WORK TO BE COMPLETED – Copy the lines verbatim, beginning with the line that contains "Convert this document image to plain text." and continuing through the end of the data, and only those lines.

● ● ● ● ● ● ●

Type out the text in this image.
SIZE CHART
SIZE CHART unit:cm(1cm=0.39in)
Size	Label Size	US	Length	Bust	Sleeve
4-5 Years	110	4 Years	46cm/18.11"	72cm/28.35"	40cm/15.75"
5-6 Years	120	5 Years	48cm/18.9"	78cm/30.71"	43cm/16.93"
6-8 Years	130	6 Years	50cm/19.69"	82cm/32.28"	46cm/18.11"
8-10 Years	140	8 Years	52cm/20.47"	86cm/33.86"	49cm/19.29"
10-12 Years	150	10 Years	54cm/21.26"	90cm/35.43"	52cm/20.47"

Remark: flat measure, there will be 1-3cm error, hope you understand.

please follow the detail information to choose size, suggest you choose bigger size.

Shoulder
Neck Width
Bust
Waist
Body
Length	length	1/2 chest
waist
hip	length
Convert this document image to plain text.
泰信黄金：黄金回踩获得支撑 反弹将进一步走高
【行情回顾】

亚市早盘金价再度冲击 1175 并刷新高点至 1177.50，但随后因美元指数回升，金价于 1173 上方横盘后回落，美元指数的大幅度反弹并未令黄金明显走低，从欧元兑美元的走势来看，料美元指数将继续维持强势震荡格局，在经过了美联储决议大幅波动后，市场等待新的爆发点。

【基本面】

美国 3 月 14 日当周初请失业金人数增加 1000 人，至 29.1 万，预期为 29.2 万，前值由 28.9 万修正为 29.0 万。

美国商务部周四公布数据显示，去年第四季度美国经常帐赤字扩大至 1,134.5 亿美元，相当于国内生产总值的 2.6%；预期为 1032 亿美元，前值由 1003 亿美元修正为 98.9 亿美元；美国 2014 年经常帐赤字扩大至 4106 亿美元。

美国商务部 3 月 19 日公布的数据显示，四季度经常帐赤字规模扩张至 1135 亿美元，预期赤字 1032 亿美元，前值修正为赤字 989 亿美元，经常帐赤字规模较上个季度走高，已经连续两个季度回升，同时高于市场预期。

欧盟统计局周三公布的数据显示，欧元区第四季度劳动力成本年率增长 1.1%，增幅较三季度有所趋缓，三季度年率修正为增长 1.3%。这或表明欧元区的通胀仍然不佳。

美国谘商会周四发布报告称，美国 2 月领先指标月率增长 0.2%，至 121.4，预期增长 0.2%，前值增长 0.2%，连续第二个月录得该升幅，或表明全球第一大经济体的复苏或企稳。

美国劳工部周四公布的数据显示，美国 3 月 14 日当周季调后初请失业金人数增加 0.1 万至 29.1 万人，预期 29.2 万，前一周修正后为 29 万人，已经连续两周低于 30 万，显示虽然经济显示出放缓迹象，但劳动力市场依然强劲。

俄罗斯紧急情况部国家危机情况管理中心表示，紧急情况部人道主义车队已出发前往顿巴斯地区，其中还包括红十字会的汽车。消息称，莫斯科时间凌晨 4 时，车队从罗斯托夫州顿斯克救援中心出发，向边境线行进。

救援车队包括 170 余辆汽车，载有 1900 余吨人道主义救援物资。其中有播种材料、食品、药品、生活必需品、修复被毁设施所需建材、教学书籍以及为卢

● ● ● ● ● ● ●

ANSWER TO THIS EXERCISE –
Convert this document image to plain text.
泰信黄金：黄金回踩获得支撑 反弹将进一步走高
【行情回顾】

亚市早盘金价再度冲击 1175 并刷新高点至 1177.50，但随后因美元指数回升，金价于 1173 上方横盘后回落，美元指数的大幅度反弹并未令黄金明显走低，从欧元兑美元的走势来看，料美元指数将继续维持强势震荡格局，在经过了美联储决议大幅波动后，市场等待新的爆发点。

【基本面】

美国 3 月 14 日当周初请失业金人数增加 1000 人，至 29.1 万，预期为 29.2 万，前值由 28.9 万修正为 29.0 万。

美国商务部周四公布数据显示，去年第四季度美国经常帐赤字扩大至 1,134.5 亿美元，相当于国内生产总值的 2.6%；预期为 1032 亿美元，前值由 1003 亿美元修正为 98.9 亿美元；美国 2014 年经常帐赤字扩大至 4106 亿美元。

美国商务部 3 月 19 日公布的数据显示，四季度经常帐赤字规模扩张至 1135 亿美元，预期赤字 1032 亿美元，前值修正为赤字 989 亿美元，经常帐赤字规模较上个季度走高，已经连续两个季度回升，同时高于市场预期。

欧盟统计局周三公布的数据显示，欧元区第四季度劳动力成本年率增长 1.1%，增幅较三季度有所趋缓，三季度年率修正为增长 1.3%。这或表明欧元区的通胀仍然不佳。

美国谘商会周四发布报告称，美国 2 月领先指标月率增长 0.2%，至 121.4，预期增长 0.2%，前值增长 0.2%，连续第二个月录得该升幅，或表明全球第一大经济体的复苏或企稳。

美国劳工部周四公布的数据显示，美国 3 月 14 日当周季调后初请失业金人数增加 0.1 万至 29.1 万人，预期 29.2 万，前一周修正后为 29 万人，已经连续两周低于 30 万，显示虽然经济显示出放缓迹象，但劳动力市场依然强劲。

俄罗斯紧急情况部国家危机情况管理中心表示，紧急情况部人道主义车队已出发前往顿巴斯地区，其中还包括红十字会的汽车。消息称，莫斯科时间凌晨 4 时，车队从罗斯托夫州顿斯克救援中心出发，向边境线行进。

救援车队包括 170 余辆汽车，载有 1900 余吨人道主义救援物资。其中有播种材料、食品、药品、生活必需品、修复被毁设施所需建材、教学书籍以及为卢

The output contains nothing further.